> Exercise directions
Your task is to extract every entry that follows word for word while excluding the pictures.

> Data lines
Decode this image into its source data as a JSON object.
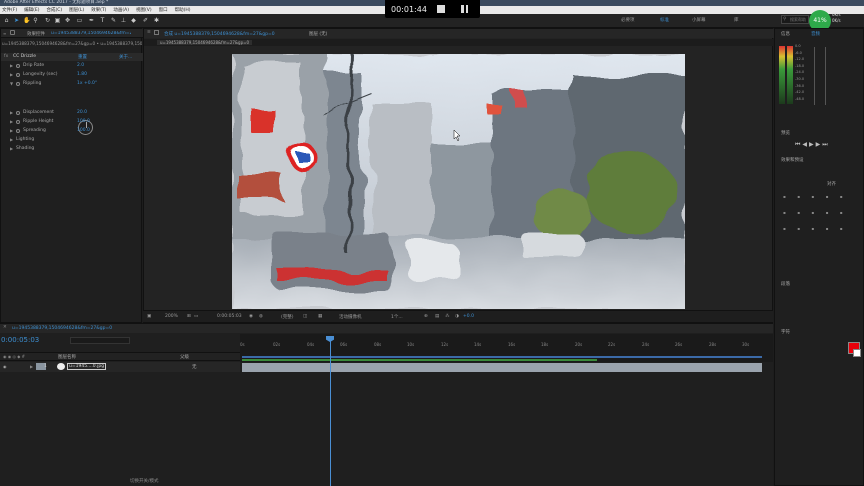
{
  "titlebar": {
    "title": "Adobe After Effects CC 2017 - 无标题项目.aep *"
  },
  "menu": [
    "文件(F)",
    "编辑(E)",
    "合成(C)",
    "图层(L)",
    "效果(T)",
    "动画(A)",
    "视图(V)",
    "窗口",
    "帮助(H)"
  ],
  "recorder": {
    "time": "00:01:44"
  },
  "toolbar": {
    "snap_label": "对齐",
    "workspaces": [
      "必要项",
      "标准",
      "小屏幕",
      "库"
    ],
    "search_placeholder": "搜索帮助"
  },
  "system": {
    "cpu": "41%",
    "net_up": "0K/s",
    "net_down": "0K/s"
  },
  "effect_controls": {
    "tab": "效果控件",
    "tab_file": "u=1945388379,1504694628&fm=27&gp=0",
    "breadcrumb": "u=1945388379,1504694628&fm=27&gp=0 • u=1945388379,1504694628&fm=27&gp=0",
    "effect_name": "CC Drizzle",
    "reset": "重置",
    "about": "关于...",
    "params": [
      {
        "name": "Drip Rate",
        "value": "2.0",
        "twirl": true,
        "stopwatch": true
      },
      {
        "name": "Longevity (sec)",
        "value": "1.80",
        "twirl": true,
        "stopwatch": true
      },
      {
        "name": "Rippling",
        "value": "1x +0.0°",
        "twirl": true,
        "stopwatch": true
      },
      {
        "name": "Displacement",
        "value": "20.0",
        "twirl": true,
        "stopwatch": true
      },
      {
        "name": "Ripple Height",
        "value": "100.0",
        "twirl": true,
        "stopwatch": true
      },
      {
        "name": "Spreading",
        "value": "100.0",
        "twirl": true,
        "stopwatch": true
      },
      {
        "name": "Lighting",
        "value": "",
        "twirl": true,
        "stopwatch": false
      },
      {
        "name": "Shading",
        "value": "",
        "twirl": true,
        "stopwatch": false
      }
    ]
  },
  "composition": {
    "tab": "合成 u=1945388379,1504694628&fm=27&gp=0",
    "layer_tab": "图层 (无)",
    "sub_tab": "u=1945388379,1504694628&fm=27&gp=0",
    "zoom": "200%",
    "timecode": "0:00:05:03",
    "resolution": "(完整)",
    "camera": "活动摄像机",
    "views": "1个...",
    "exposure": "+0.0"
  },
  "timeline": {
    "tab": "u=1945388379,1504694628&fm=27&gp=0",
    "timecode": "0:00:05:03",
    "col_layer": "图层名称",
    "col_parent": "父级",
    "layer": {
      "index": "1",
      "name": "u=1945....0.jpg",
      "parent": "无"
    },
    "ticks": [
      "0s",
      "02s",
      "04s",
      "06s",
      "08s",
      "10s",
      "12s",
      "14s",
      "16s",
      "18s",
      "20s",
      "22s",
      "24s",
      "26s",
      "28s",
      "30s"
    ],
    "footer": "切换开关/模式"
  },
  "right_panel": {
    "info": "信息",
    "audio": "音频",
    "db": [
      "0.0",
      "-6.0",
      "-12.0",
      "-18.0",
      "-24.0",
      "-30.0",
      "-36.0",
      "-42.0",
      "-48.0"
    ],
    "preview": "预览",
    "effects_presets": "效果和预设",
    "align": "对齐",
    "paragraph": "段落",
    "character": "字符",
    "accent_color": "#e8000b"
  }
}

> Solution
Decode this image into its source data as a JSON object.
{
  "titlebar": {
    "title": "Adobe After Effects CC 2017 - 无标题项目.aep *"
  },
  "menu": [
    "文件(F)",
    "编辑(E)",
    "合成(C)",
    "图层(L)",
    "效果(T)",
    "动画(A)",
    "视图(V)",
    "窗口",
    "帮助(H)"
  ],
  "recorder": {
    "time": "00:01:44"
  },
  "toolbar": {
    "snap_label": "对齐",
    "workspaces": [
      "必要项",
      "标准",
      "小屏幕",
      "库"
    ],
    "search_placeholder": "搜索帮助"
  },
  "system": {
    "cpu": "41%",
    "net_up": "0K/s",
    "net_down": "0K/s"
  },
  "effect_controls": {
    "tab": "效果控件",
    "tab_file": "u=1945388379,1504694628&fm=27&gp=0",
    "breadcrumb": "u=1945388379,1504694628&fm=27&gp=0 • u=1945388379,1504694628&fm=27&gp=0",
    "effect_name": "CC Drizzle",
    "reset": "重置",
    "about": "关于...",
    "params": [
      {
        "name": "Drip Rate",
        "value": "2.0",
        "twirl": true,
        "stopwatch": true
      },
      {
        "name": "Longevity (sec)",
        "value": "1.80",
        "twirl": true,
        "stopwatch": true
      },
      {
        "name": "Rippling",
        "value": "1x +0.0°",
        "twirl": true,
        "stopwatch": true
      },
      {
        "name": "Displacement",
        "value": "20.0",
        "twirl": true,
        "stopwatch": true
      },
      {
        "name": "Ripple Height",
        "value": "100.0",
        "twirl": true,
        "stopwatch": true
      },
      {
        "name": "Spreading",
        "value": "100.0",
        "twirl": true,
        "stopwatch": true
      },
      {
        "name": "Lighting",
        "value": "",
        "twirl": true,
        "stopwatch": false
      },
      {
        "name": "Shading",
        "value": "",
        "twirl": true,
        "stopwatch": false
      }
    ]
  },
  "composition": {
    "tab": "合成 u=1945388379,1504694628&fm=27&gp=0",
    "layer_tab": "图层 (无)",
    "sub_tab": "u=1945388379,1504694628&fm=27&gp=0",
    "zoom": "200%",
    "timecode": "0:00:05:03",
    "resolution": "(完整)",
    "camera": "活动摄像机",
    "views": "1个...",
    "exposure": "+0.0"
  },
  "timeline": {
    "tab": "u=1945388379,1504694628&fm=27&gp=0",
    "timecode": "0:00:05:03",
    "col_layer": "图层名称",
    "col_parent": "父级",
    "layer": {
      "index": "1",
      "name": "u=1945....0.jpg",
      "parent": "无"
    },
    "ticks": [
      "0s",
      "02s",
      "04s",
      "06s",
      "08s",
      "10s",
      "12s",
      "14s",
      "16s",
      "18s",
      "20s",
      "22s",
      "24s",
      "26s",
      "28s",
      "30s"
    ],
    "footer": "切换开关/模式"
  },
  "right_panel": {
    "info": "信息",
    "audio": "音频",
    "db": [
      "0.0",
      "-6.0",
      "-12.0",
      "-18.0",
      "-24.0",
      "-30.0",
      "-36.0",
      "-42.0",
      "-48.0"
    ],
    "preview": "预览",
    "effects_presets": "效果和预设",
    "align": "对齐",
    "paragraph": "段落",
    "character": "字符",
    "accent_color": "#e8000b"
  }
}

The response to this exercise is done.